* Goal
The records below are to be repeated in full, exactly as they are.

--- Begin Data to use ---

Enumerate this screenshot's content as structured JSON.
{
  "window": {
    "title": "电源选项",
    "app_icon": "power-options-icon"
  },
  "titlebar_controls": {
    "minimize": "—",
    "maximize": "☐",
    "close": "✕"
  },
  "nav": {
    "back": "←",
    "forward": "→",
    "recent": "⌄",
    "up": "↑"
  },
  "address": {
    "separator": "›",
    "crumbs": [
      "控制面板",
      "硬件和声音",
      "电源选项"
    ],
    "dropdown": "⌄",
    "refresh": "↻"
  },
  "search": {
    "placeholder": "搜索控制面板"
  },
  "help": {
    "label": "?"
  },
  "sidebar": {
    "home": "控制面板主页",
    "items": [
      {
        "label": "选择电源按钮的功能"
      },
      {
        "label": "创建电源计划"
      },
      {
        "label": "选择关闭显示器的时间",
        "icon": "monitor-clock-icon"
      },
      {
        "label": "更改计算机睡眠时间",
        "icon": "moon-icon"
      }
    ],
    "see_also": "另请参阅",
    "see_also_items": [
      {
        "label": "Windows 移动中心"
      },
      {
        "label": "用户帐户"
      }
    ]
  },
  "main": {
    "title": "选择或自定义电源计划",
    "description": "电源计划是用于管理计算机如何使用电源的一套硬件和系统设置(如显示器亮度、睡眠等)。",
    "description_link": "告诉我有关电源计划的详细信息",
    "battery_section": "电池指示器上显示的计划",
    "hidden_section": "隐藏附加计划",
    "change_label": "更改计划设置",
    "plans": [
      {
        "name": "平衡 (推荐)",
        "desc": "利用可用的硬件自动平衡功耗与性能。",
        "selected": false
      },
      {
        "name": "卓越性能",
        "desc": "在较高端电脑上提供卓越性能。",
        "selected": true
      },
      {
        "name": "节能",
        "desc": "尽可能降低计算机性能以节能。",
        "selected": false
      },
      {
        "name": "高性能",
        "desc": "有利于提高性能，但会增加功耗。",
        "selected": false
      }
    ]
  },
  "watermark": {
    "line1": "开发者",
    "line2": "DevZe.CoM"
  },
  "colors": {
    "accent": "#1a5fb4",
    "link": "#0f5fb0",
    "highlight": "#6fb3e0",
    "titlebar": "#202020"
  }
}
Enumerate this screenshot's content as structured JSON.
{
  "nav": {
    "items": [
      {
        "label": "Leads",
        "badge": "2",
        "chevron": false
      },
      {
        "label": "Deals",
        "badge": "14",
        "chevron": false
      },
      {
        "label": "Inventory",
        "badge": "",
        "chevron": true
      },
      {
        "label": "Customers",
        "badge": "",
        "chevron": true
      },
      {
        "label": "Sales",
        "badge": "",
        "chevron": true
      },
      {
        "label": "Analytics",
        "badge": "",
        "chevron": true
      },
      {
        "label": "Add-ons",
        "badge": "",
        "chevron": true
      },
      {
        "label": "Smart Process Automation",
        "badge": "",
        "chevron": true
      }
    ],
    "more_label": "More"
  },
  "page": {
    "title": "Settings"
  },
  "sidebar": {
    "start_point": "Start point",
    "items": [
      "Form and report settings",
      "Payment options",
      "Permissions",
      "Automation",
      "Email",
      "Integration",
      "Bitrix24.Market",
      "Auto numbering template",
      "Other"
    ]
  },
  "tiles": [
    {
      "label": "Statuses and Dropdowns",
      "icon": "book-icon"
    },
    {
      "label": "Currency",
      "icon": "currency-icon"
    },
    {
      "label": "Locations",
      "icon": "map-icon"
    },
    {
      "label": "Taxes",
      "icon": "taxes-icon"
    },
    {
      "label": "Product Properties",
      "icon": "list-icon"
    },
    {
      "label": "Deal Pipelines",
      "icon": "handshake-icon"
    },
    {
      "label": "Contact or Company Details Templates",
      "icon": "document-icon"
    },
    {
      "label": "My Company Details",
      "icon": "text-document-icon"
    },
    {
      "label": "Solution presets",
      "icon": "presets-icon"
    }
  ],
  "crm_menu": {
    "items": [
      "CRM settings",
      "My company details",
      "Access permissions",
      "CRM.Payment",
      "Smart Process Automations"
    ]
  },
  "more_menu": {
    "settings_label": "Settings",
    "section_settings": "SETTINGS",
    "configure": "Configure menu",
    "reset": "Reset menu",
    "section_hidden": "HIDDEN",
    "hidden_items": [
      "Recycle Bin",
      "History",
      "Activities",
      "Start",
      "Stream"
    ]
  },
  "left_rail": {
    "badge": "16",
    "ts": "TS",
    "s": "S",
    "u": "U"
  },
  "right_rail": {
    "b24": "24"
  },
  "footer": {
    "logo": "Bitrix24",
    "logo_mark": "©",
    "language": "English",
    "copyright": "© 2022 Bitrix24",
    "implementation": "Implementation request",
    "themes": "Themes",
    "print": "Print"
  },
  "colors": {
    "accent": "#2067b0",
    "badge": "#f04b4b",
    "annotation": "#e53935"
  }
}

--- End Data to use ---

* Answer to the exercise
Enumerate this screenshot's content as structured JSON.
{
  "window": {
    "title": "电源选项",
    "app_icon": "power-options-icon"
  },
  "titlebar_controls": {
    "minimize": "—",
    "maximize": "☐",
    "close": "✕"
  },
  "nav": {
    "back": "←",
    "forward": "→",
    "recent": "⌄",
    "up": "↑"
  },
  "address": {
    "separator": "›",
    "crumbs": [
      "控制面板",
      "硬件和声音",
      "电源选项"
    ],
    "dropdown": "⌄",
    "refresh": "↻"
  },
  "search": {
    "placeholder": "搜索控制面板"
  },
  "help": {
    "label": "?"
  },
  "sidebar": {
    "home": "控制面板主页",
    "items": [
      {
        "label": "选择电源按钮的功能"
      },
      {
        "label": "创建电源计划"
      },
      {
        "label": "选择关闭显示器的时间",
        "icon": "monitor-clock-icon"
      },
      {
        "label": "更改计算机睡眠时间",
        "icon": "moon-icon"
      }
    ],
    "see_also": "另请参阅",
    "see_also_items": [
      {
        "label": "Windows 移动中心"
      },
      {
        "label": "用户帐户"
      }
    ]
  },
  "main": {
    "title": "选择或自定义电源计划",
    "description": "电源计划是用于管理计算机如何使用电源的一套硬件和系统设置(如显示器亮度、睡眠等)。",
    "description_link": "告诉我有关电源计划的详细信息",
    "battery_section": "电池指示器上显示的计划",
    "hidden_section": "隐藏附加计划",
    "change_label": "更改计划设置",
    "plans": [
      {
        "name": "平衡 (推荐)",
        "desc": "利用可用的硬件自动平衡功耗与性能。",
        "selected": false
      },
      {
        "name": "卓越性能",
        "desc": "在较高端电脑上提供卓越性能。",
        "selected": true
      },
      {
        "name": "节能",
        "desc": "尽可能降低计算机性能以节能。",
        "selected": false
      },
      {
        "name": "高性能",
        "desc": "有利于提高性能，但会增加功耗。",
        "selected": false
      }
    ]
  },
  "watermark": {
    "line1": "开发者",
    "line2": "DevZe.CoM"
  },
  "colors": {
    "accent": "#1a5fb4",
    "link": "#0f5fb0",
    "highlight": "#6fb3e0",
    "titlebar": "#202020"
  }
}
Enumerate this screenshot's content as structured JSON.
{
  "nav": {
    "items": [
      {
        "label": "Leads",
        "badge": "2",
        "chevron": false
      },
      {
        "label": "Deals",
        "badge": "14",
        "chevron": false
      },
      {
        "label": "Inventory",
        "badge": "",
        "chevron": true
      },
      {
        "label": "Customers",
        "badge": "",
        "chevron": true
      },
      {
        "label": "Sales",
        "badge": "",
        "chevron": true
      },
      {
        "label": "Analytics",
        "badge": "",
        "chevron": true
      },
      {
        "label": "Add-ons",
        "badge": "",
        "chevron": true
      },
      {
        "label": "Smart Process Automation",
        "badge": "",
        "chevron": true
      }
    ],
    "more_label": "More"
  },
  "page": {
    "title": "Settings"
  },
  "sidebar": {
    "start_point": "Start point",
    "items": [
      "Form and report settings",
      "Payment options",
      "Permissions",
      "Automation",
      "Email",
      "Integration",
      "Bitrix24.Market",
      "Auto numbering template",
      "Other"
    ]
  },
  "tiles": [
    {
      "label": "Statuses and Dropdowns",
      "icon": "book-icon"
    },
    {
      "label": "Currency",
      "icon": "currency-icon"
    },
    {
      "label": "Locations",
      "icon": "map-icon"
    },
    {
      "label": "Taxes",
      "icon": "taxes-icon"
    },
    {
      "label": "Product Properties",
      "icon": "list-icon"
    },
    {
      "label": "Deal Pipelines",
      "icon": "handshake-icon"
    },
    {
      "label": "Contact or Company Details Templates",
      "icon": "document-icon"
    },
    {
      "label": "My Company Details",
      "icon": "text-document-icon"
    },
    {
      "label": "Solution presets",
      "icon": "presets-icon"
    }
  ],
  "crm_menu": {
    "items": [
      "CRM settings",
      "My company details",
      "Access permissions",
      "CRM.Payment",
      "Smart Process Automations"
    ]
  },
  "more_menu": {
    "settings_label": "Settings",
    "section_settings": "SETTINGS",
    "configure": "Configure menu",
    "reset": "Reset menu",
    "section_hidden": "HIDDEN",
    "hidden_items": [
      "Recycle Bin",
      "History",
      "Activities",
      "Start",
      "Stream"
    ]
  },
  "left_rail": {
    "badge": "16",
    "ts": "TS",
    "s": "S",
    "u": "U"
  },
  "right_rail": {
    "b24": "24"
  },
  "footer": {
    "logo": "Bitrix24",
    "logo_mark": "©",
    "language": "English",
    "copyright": "© 2022 Bitrix24",
    "implementation": "Implementation request",
    "themes": "Themes",
    "print": "Print"
  },
  "colors": {
    "accent": "#2067b0",
    "badge": "#f04b4b",
    "annotation": "#e53935"
  }
}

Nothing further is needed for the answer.